▶ [What the exercise asks] Return the material below in full and exactly.

======== Provided information ========

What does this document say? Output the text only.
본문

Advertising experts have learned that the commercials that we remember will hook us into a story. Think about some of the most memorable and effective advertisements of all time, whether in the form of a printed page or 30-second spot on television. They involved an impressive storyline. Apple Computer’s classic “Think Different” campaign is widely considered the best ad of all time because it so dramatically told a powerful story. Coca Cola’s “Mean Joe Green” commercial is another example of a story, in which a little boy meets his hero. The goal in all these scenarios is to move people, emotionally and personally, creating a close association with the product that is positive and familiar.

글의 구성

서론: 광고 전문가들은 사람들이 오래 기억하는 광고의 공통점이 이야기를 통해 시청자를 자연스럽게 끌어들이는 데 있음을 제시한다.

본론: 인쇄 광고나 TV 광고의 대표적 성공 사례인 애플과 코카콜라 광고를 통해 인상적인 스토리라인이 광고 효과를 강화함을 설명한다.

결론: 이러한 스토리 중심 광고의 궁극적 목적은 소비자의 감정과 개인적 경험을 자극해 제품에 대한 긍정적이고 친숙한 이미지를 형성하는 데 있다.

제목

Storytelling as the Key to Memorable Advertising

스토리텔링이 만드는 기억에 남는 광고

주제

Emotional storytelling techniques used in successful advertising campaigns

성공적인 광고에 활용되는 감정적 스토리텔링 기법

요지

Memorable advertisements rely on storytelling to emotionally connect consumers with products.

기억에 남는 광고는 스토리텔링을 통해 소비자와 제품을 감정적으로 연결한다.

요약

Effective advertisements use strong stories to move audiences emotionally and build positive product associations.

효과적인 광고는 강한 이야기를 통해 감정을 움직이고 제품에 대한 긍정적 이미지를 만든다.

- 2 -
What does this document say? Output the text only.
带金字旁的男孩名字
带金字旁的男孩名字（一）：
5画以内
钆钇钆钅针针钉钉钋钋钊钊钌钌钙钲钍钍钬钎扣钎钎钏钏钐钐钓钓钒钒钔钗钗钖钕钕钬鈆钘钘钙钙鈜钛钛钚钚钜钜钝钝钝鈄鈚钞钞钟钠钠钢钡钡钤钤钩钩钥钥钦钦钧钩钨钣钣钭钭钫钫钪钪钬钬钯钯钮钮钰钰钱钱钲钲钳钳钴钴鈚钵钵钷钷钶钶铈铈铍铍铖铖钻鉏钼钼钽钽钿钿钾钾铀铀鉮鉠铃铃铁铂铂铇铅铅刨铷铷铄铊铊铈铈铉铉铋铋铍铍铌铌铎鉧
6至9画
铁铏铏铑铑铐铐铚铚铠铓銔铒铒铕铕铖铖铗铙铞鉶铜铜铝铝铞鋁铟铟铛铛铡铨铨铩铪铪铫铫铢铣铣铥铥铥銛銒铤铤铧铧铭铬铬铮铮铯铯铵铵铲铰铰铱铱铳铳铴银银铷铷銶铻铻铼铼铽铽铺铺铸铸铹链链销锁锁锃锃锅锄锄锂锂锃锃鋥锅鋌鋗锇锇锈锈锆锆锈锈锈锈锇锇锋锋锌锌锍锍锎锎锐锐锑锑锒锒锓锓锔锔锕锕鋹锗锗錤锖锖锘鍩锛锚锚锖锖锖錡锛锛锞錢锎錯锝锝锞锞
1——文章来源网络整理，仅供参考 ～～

========

▶ [Reply to the exercise]
What does this document say? Output the text only.
본문

Advertising experts have learned that the commercials that we remember will hook us into a story. Think about some of the most memorable and effective advertisements of all time, whether in the form of a printed page or 30-second spot on television. They involved an impressive storyline. Apple Computer’s classic “Think Different” campaign is widely considered the best ad of all time because it so dramatically told a powerful story. Coca Cola’s “Mean Joe Green” commercial is another example of a story, in which a little boy meets his hero. The goal in all these scenarios is to move people, emotionally and personally, creating a close association with the product that is positive and familiar.

글의 구성

서론: 광고 전문가들은 사람들이 오래 기억하는 광고의 공통점이 이야기를 통해 시청자를 자연스럽게 끌어들이는 데 있음을 제시한다.

본론: 인쇄 광고나 TV 광고의 대표적 성공 사례인 애플과 코카콜라 광고를 통해 인상적인 스토리라인이 광고 효과를 강화함을 설명한다.

결론: 이러한 스토리 중심 광고의 궁극적 목적은 소비자의 감정과 개인적 경험을 자극해 제품에 대한 긍정적이고 친숙한 이미지를 형성하는 데 있다.

제목

Storytelling as the Key to Memorable Advertising

스토리텔링이 만드는 기억에 남는 광고

주제

Emotional storytelling techniques used in successful advertising campaigns

성공적인 광고에 활용되는 감정적 스토리텔링 기법

요지

Memorable advertisements rely on storytelling to emotionally connect consumers with products.

기억에 남는 광고는 스토리텔링을 통해 소비자와 제품을 감정적으로 연결한다.

요약

Effective advertisements use strong stories to move audiences emotionally and build positive product associations.

효과적인 광고는 강한 이야기를 통해 감정을 움직이고 제품에 대한 긍정적 이미지를 만든다.

- 2 -
What does this document say? Output the text only.
带金字旁的男孩名字
带金字旁的男孩名字（一）：
5画以内
钆钇钆钅针针钉钉钋钋钊钊钌钌钙钲钍钍钬钎扣钎钎钏钏钐钐钓钓钒钒钔钗钗钖钕钕钬鈆钘钘钙钙鈜钛钛钚钚钜钜钝钝钝鈄鈚钞钞钟钠钠钢钡钡钤钤钩钩钥钥钦钦钧钩钨钣钣钭钭钫钫钪钪钬钬钯钯钮钮钰钰钱钱钲钲钳钳钴钴鈚钵钵钷钷钶钶铈铈铍铍铖铖钻鉏钼钼钽钽钿钿钾钾铀铀鉮鉠铃铃铁铂铂铇铅铅刨铷铷铄铊铊铈铈铉铉铋铋铍铍铌铌铎鉧
6至9画
铁铏铏铑铑铐铐铚铚铠铓銔铒铒铕铕铖铖铗铙铞鉶铜铜铝铝铞鋁铟铟铛铛铡铨铨铩铪铪铫铫铢铣铣铥铥铥銛銒铤铤铧铧铭铬铬铮铮铯铯铵铵铲铰铰铱铱铳铳铴银银铷铷銶铻铻铼铼铽铽铺铺铸铸铹链链销锁锁锃锃锅锄锄锂锂锃锃鋥锅鋌鋗锇锇锈锈锆锆锈锈锈锈锇锇锋锋锌锌锍锍锎锎锐锐锑锑锒锒锓锓锔锔锕锕鋹锗锗錤锖锖锘鍩锛锚锚锖锖锖錡锛锛锞錢锎錯锝锝锞锞
1——文章来源网络整理，仅供参考 ～～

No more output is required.